»»

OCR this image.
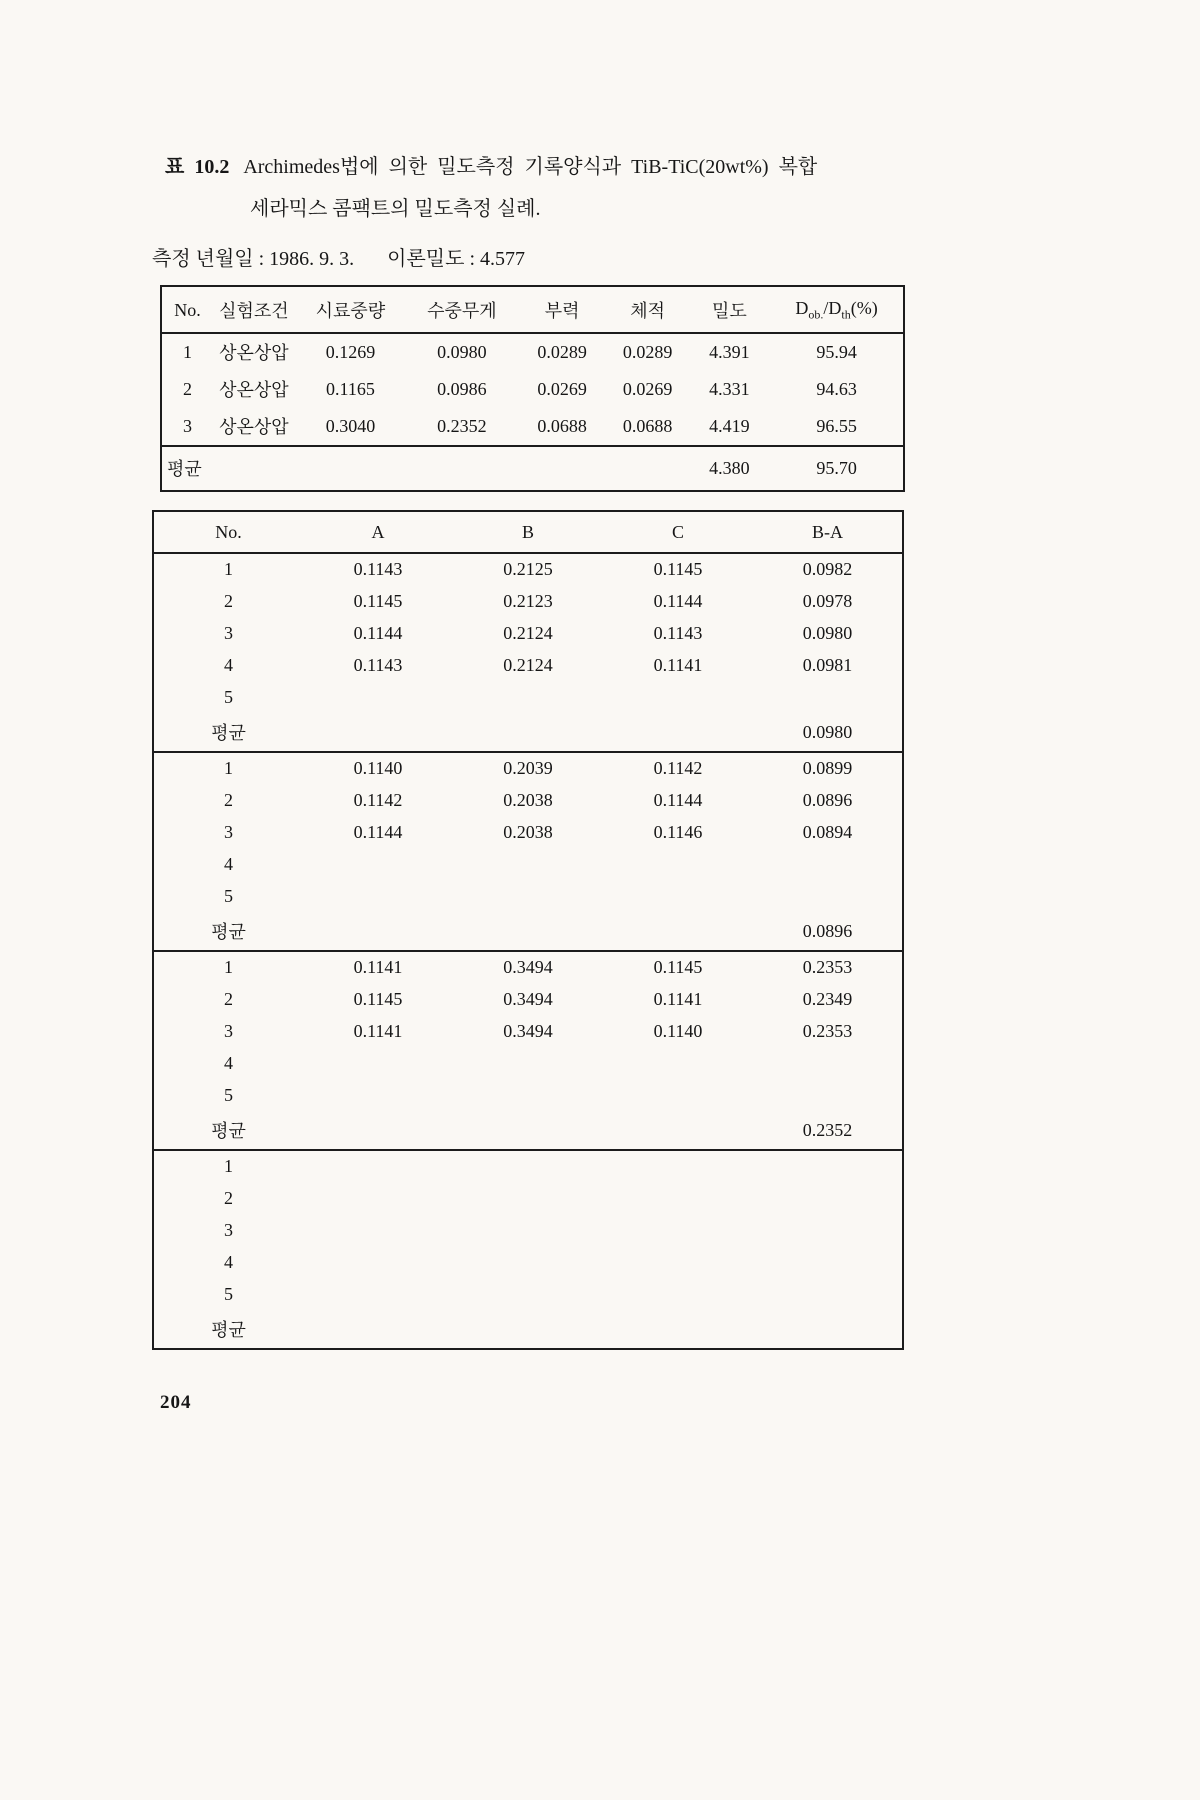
표 10.2 Archimedes법에 의한 밀도측정 기록양식과 TiB-TiC(20wt%) 복합
세라믹스 콤팩트의 밀도측정 실례.
측정 년월일 : 1986. 9. 3. 이론밀도 : 4.577
No.	실험조건	시료중량	수중무게	부력	체적	밀도	$D_{ob.}/D_{th}(\%)$
1	상온상압	0.1269	0.0980	0.0289	0.0289	4.391	95.94
2	상온상압	0.1165	0.0986	0.0269	0.0269	4.331	94.63
3	상온상압	0.3040	0.2352	0.0688	0.0688	4.419	96.55
평균						4.380	95.70
No.	A	B	C	B-A
1	0.1143	0.2125	0.1145	0.0982
2	0.1145	0.2123	0.1144	0.0978
3	0.1144	0.2124	0.1143	0.0980
4	0.1143	0.2124	0.1141	0.0981
5				
평균				0.0980
1	0.1140	0.2039	0.1142	0.0899
2	0.1142	0.2038	0.1144	0.0896
3	0.1144	0.2038	0.1146	0.0894
4				
5				
평균				0.0896
1	0.1141	0.3494	0.1145	0.2353
2	0.1145	0.3494	0.1141	0.2349
3	0.1141	0.3494	0.1140	0.2353
4				
5				
평균				0.2352
1				
2				
3				
4				
5				
평균				
204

««

OBJECTIVE
Copy out each line of the data containing the string "밀도측정".

TASK SOLUTION
표 10.2 Archimedes법에 의한 밀도측정 기록양식과 TiB-TiC(20wt%) 복합
세라믹스 콤팩트의 밀도측정 실례.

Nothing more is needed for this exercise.